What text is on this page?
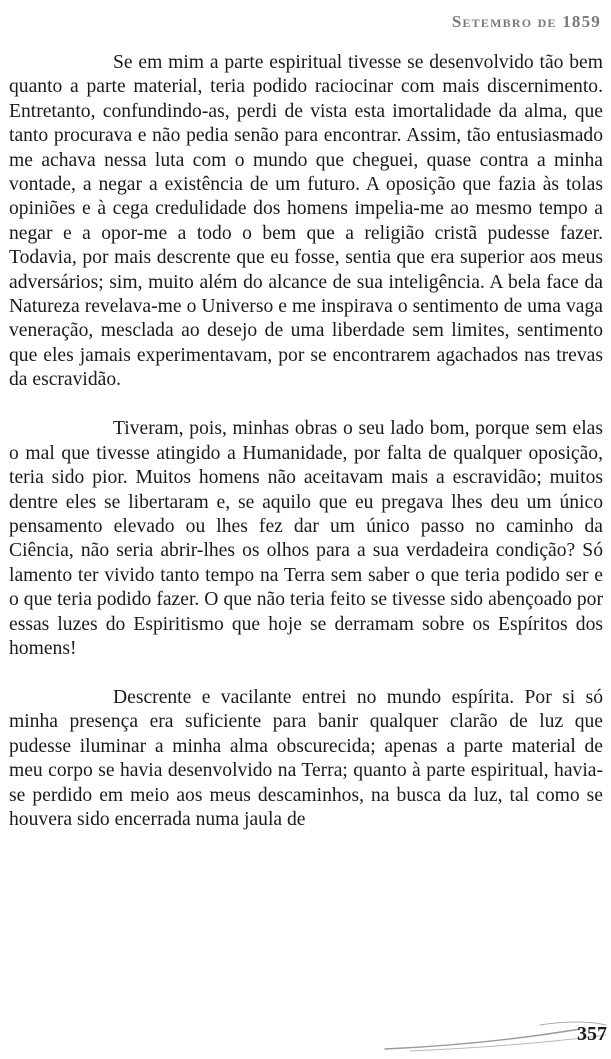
Setembro de 1859

Se em mim a parte espiritual tivesse se desenvolvido tão bem quanto a parte material, teria podido raciocinar com mais discernimento. Entretanto, confundindo-as, perdi de vista esta imortalidade da alma, que tanto procurava e não pedia senão para encontrar. Assim, tão entusiasmado me achava nessa luta com o mundo que cheguei, quase contra a minha vontade, a negar a existência de um futuro. A oposição que fazia às tolas opiniões e à cega credulidade dos homens impelia-me ao mesmo tempo a negar e a opor-me a todo o bem que a religião cristã pudesse fazer. Todavia, por mais descrente que eu fosse, sentia que era superior aos meus adversários; sim, muito além do alcance de sua inteligência. A bela face da Natureza revelava-me o Universo e me inspirava o sentimento de uma vaga veneração, mesclada ao desejo de uma liberdade sem limites, sentimento que eles jamais experimentavam, por se encontrarem agachados nas trevas da escravidão.

Tiveram, pois, minhas obras o seu lado bom, porque sem elas o mal que tivesse atingido a Humanidade, por falta de qualquer oposição, teria sido pior. Muitos homens não aceitavam mais a escravidão; muitos dentre eles se libertaram e, se aquilo que eu pregava lhes deu um único pensamento elevado ou lhes fez dar um único passo no caminho da Ciência, não seria abrir-lhes os olhos para a sua verdadeira condição? Só lamento ter vivido tanto tempo na Terra sem saber o que teria podido ser e o que teria podido fazer. O que não teria feito se tivesse sido abençoado por essas luzes do Espiritismo que hoje se derramam sobre os Espíritos dos homens!

Descrente e vacilante entrei no mundo espírita. Por si só minha presença era suficiente para banir qualquer clarão de luz que pudesse iluminar a minha alma obscurecida; apenas a parte material de meu corpo se havia desenvolvido na Terra; quanto à parte espiritual, havia-se perdido em meio aos meus descaminhos, na busca da luz, tal como se houvera sido encerrada numa jaula de

357
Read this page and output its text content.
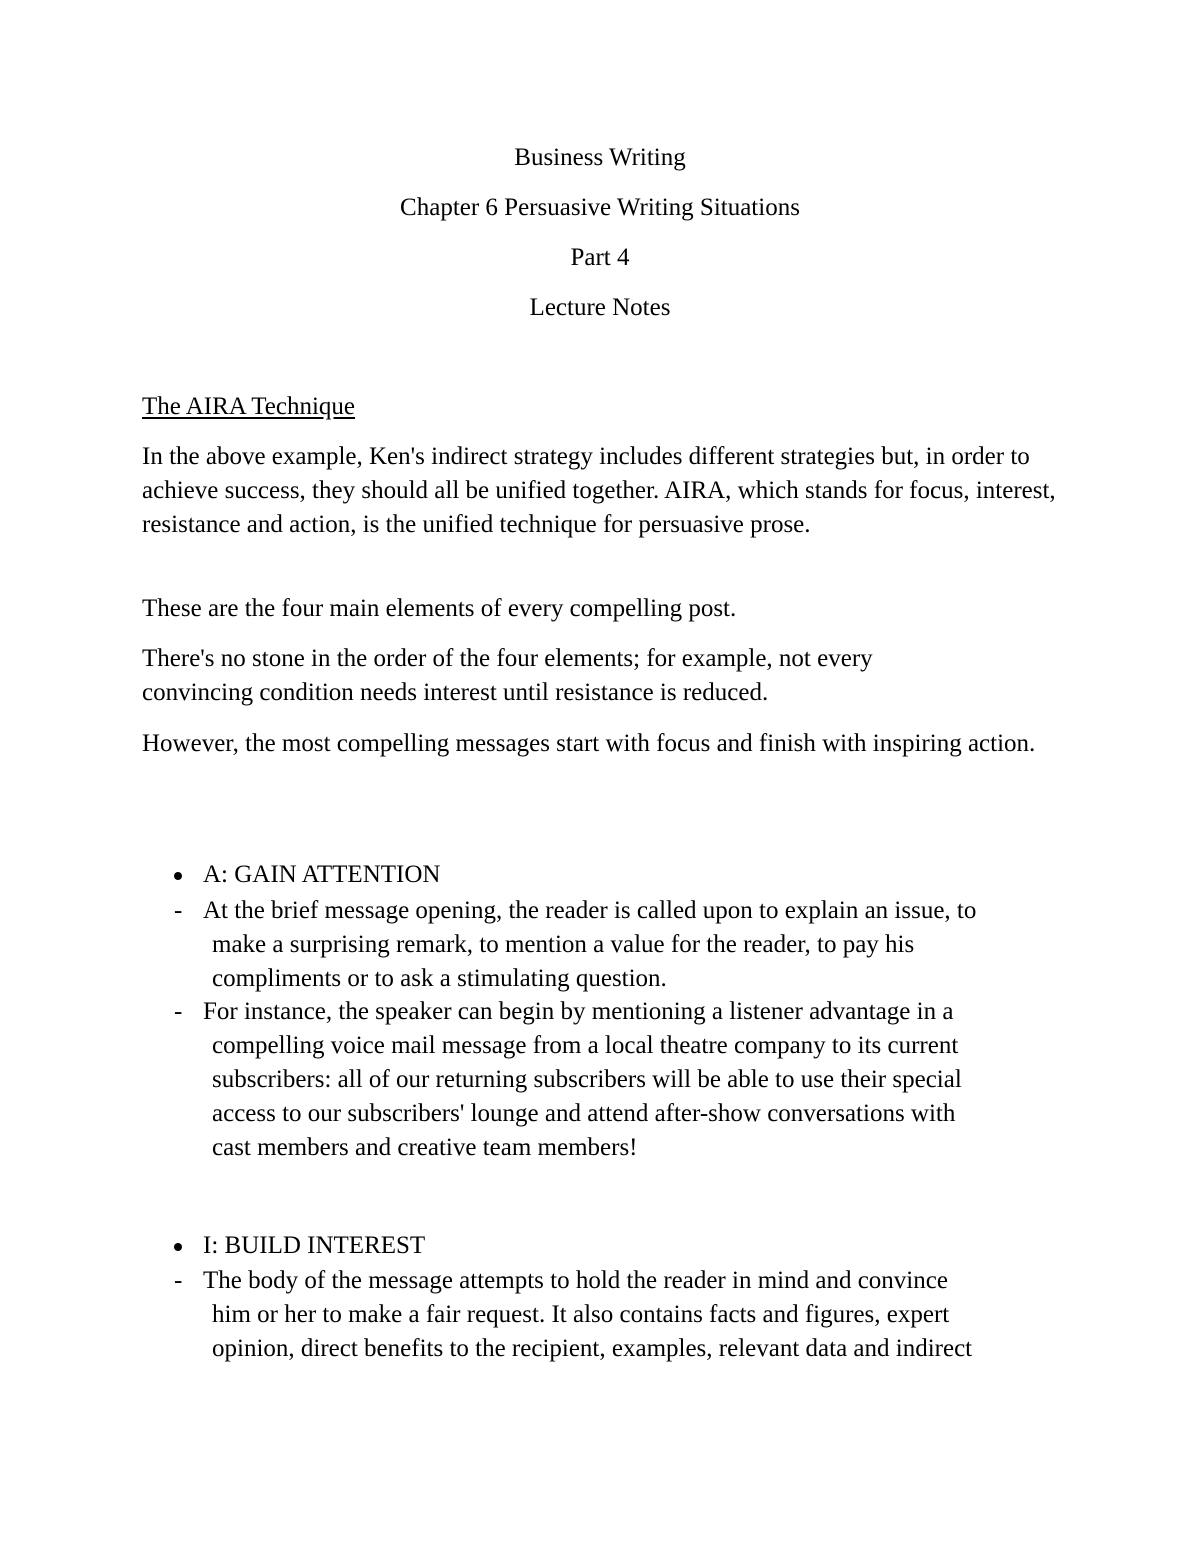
Business Writing
Chapter 6 Persuasive Writing Situations
Part 4
Lecture Notes
The AIRA Technique
In the above example, Ken's indirect strategy includes different strategies but, in order to achieve success, they should all be unified together. AIRA, which stands for focus, interest, resistance and action, is the unified technique for persuasive prose.
These are the four main elements of every compelling post.
There's no stone in the order of the four elements; for example, not every convincing condition needs interest until resistance is reduced.
However, the most compelling messages start with focus and finish with inspiring action.
A: GAIN ATTENTION
- At the brief message opening, the reader is called upon to explain an issue, to
make a surprising remark, to mention a value for the reader, to pay his
compliments or to ask a stimulating question.
- For instance, the speaker can begin by mentioning a listener advantage in a
compelling voice mail message from a local theatre company to its current
subscribers: all of our returning subscribers will be able to use their special
access to our subscribers' lounge and attend after-show conversations with
cast members and creative team members!
I: BUILD INTEREST
- The body of the message attempts to hold the reader in mind and convince
him or her to make a fair request. It also contains facts and figures, expert
opinion, direct benefits to the recipient, examples, relevant data and indirect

★ ★ ★ ★ ★ ★ ★

__Instructions for the task__. Copy each line of the listing that holds the word "this".

__Final result__.
What text is on this page?
Read this page and output its text content.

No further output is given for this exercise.